Answer with one number only: the number of lines that contain "Church".

## SUPPLIED DATA
========
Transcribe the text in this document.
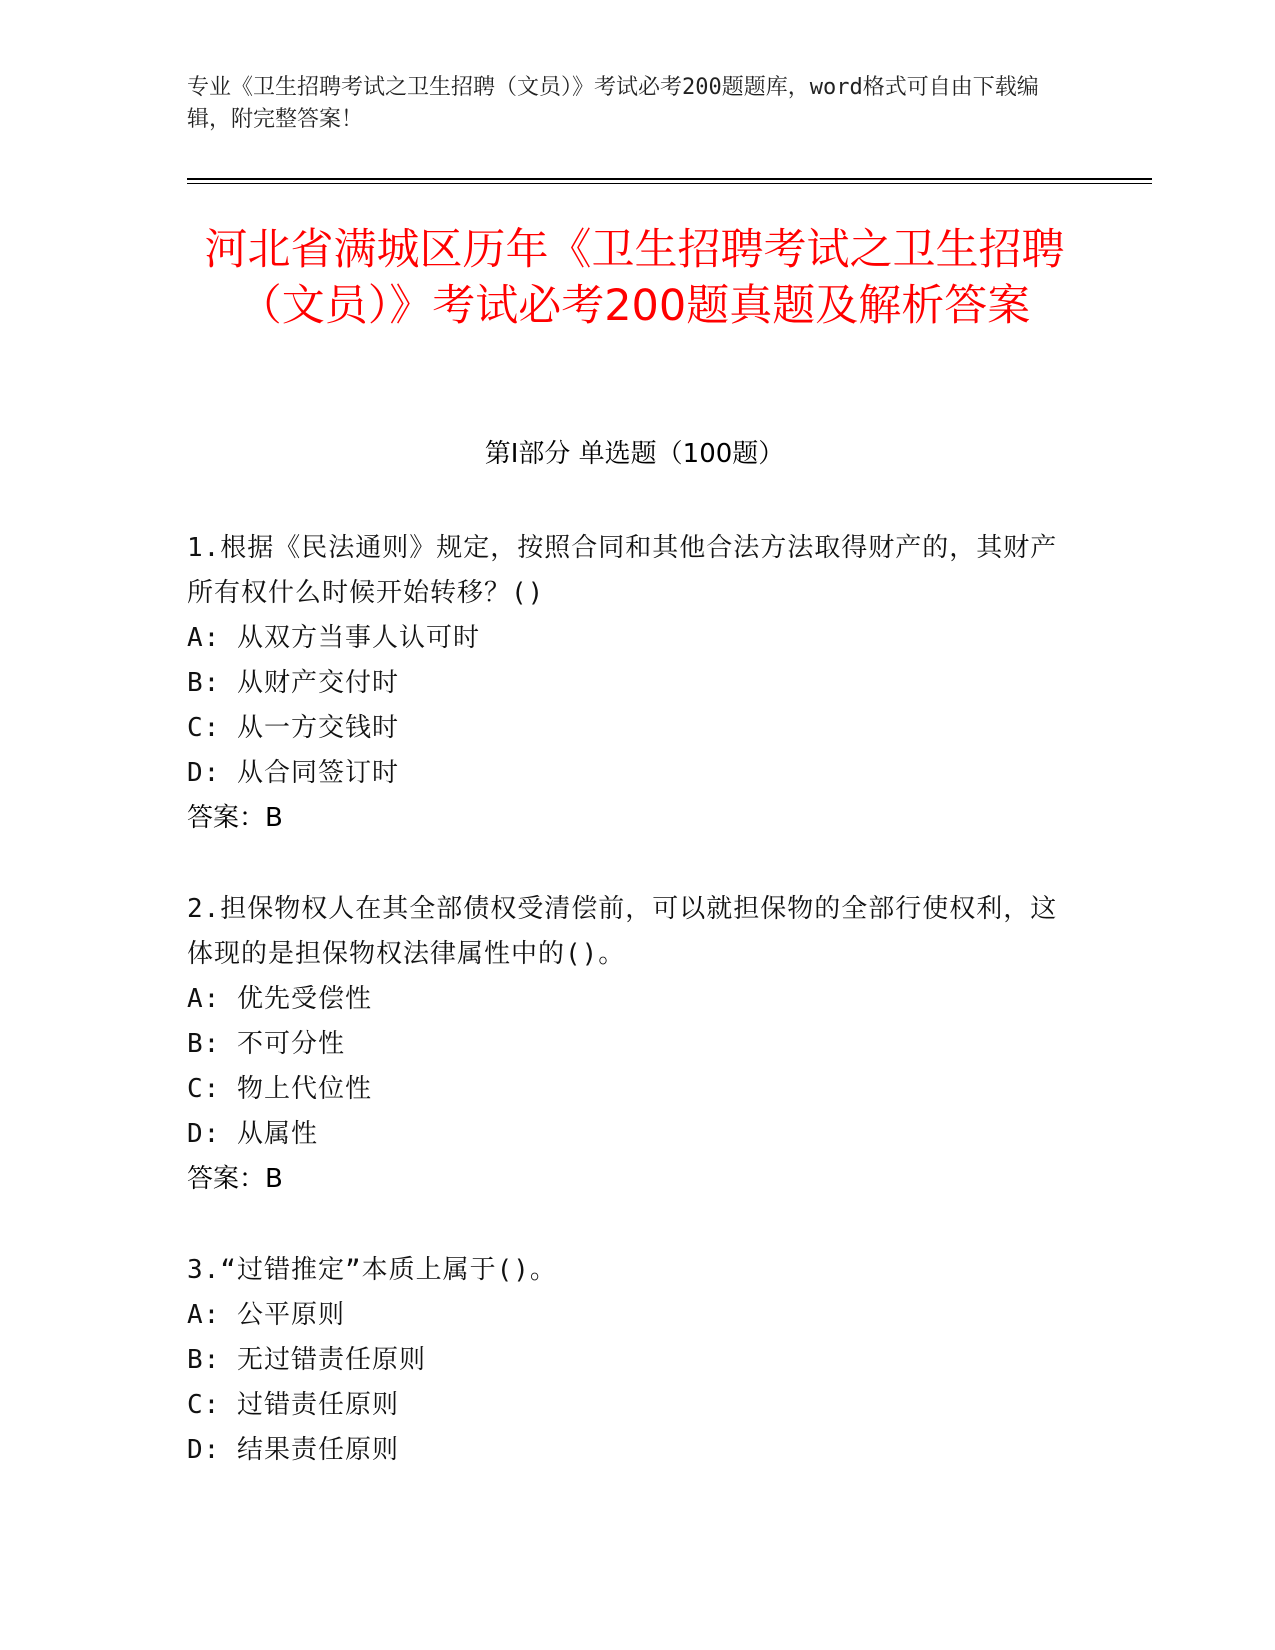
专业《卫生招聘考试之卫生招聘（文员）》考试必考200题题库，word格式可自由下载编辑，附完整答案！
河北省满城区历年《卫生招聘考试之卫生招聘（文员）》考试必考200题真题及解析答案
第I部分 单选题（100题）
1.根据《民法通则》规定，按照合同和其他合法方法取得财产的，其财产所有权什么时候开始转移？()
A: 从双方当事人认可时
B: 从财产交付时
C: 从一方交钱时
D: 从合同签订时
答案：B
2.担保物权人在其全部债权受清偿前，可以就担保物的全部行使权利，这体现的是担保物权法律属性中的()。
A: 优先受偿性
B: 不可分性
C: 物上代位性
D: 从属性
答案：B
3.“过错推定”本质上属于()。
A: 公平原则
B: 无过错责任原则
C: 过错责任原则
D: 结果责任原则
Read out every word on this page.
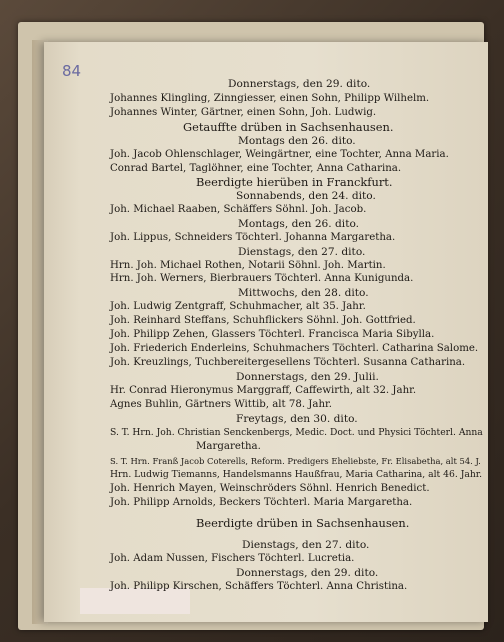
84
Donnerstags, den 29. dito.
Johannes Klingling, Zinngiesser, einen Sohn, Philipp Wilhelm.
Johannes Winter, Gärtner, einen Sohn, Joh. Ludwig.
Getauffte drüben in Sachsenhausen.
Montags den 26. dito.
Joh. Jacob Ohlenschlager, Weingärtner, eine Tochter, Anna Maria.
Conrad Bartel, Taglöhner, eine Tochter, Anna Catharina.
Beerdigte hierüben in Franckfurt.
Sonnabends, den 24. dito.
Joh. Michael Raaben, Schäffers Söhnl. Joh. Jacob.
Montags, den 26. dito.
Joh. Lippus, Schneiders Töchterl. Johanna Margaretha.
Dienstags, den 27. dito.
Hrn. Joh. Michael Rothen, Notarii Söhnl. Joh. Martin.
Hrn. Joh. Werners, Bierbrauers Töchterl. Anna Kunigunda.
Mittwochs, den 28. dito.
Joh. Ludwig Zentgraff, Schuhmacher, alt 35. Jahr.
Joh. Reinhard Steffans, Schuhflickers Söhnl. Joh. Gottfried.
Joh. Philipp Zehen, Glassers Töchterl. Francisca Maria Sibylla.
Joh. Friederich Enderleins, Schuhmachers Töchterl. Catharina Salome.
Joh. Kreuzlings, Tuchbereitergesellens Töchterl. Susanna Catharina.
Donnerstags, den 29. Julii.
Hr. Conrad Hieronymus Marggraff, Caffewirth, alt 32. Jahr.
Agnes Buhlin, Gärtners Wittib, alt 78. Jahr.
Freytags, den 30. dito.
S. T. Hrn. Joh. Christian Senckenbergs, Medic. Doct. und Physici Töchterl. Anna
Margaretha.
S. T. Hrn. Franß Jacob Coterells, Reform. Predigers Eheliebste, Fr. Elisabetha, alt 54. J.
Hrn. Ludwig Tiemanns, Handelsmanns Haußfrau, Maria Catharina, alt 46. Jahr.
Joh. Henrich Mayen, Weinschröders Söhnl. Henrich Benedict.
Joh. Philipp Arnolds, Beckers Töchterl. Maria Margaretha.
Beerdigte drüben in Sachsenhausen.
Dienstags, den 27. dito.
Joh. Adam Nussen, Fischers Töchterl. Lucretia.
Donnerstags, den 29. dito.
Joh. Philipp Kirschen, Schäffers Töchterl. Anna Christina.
========
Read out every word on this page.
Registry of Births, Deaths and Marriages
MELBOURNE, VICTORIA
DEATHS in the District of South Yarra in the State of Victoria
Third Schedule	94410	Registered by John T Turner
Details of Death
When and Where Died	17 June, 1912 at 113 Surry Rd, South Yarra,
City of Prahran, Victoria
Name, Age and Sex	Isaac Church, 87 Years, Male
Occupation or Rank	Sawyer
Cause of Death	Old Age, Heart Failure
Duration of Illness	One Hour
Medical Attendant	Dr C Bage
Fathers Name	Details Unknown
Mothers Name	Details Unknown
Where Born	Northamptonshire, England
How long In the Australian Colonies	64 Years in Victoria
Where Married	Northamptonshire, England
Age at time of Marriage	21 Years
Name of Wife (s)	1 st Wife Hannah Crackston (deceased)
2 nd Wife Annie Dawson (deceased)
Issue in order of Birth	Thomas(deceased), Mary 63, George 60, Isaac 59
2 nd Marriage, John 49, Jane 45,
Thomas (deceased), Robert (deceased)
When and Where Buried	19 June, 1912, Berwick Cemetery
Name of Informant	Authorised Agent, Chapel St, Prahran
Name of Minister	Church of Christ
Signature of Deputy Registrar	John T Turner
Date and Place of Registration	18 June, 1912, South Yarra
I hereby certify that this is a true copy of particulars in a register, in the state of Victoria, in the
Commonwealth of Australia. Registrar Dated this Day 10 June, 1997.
========
## RESULT OF THE TASK
2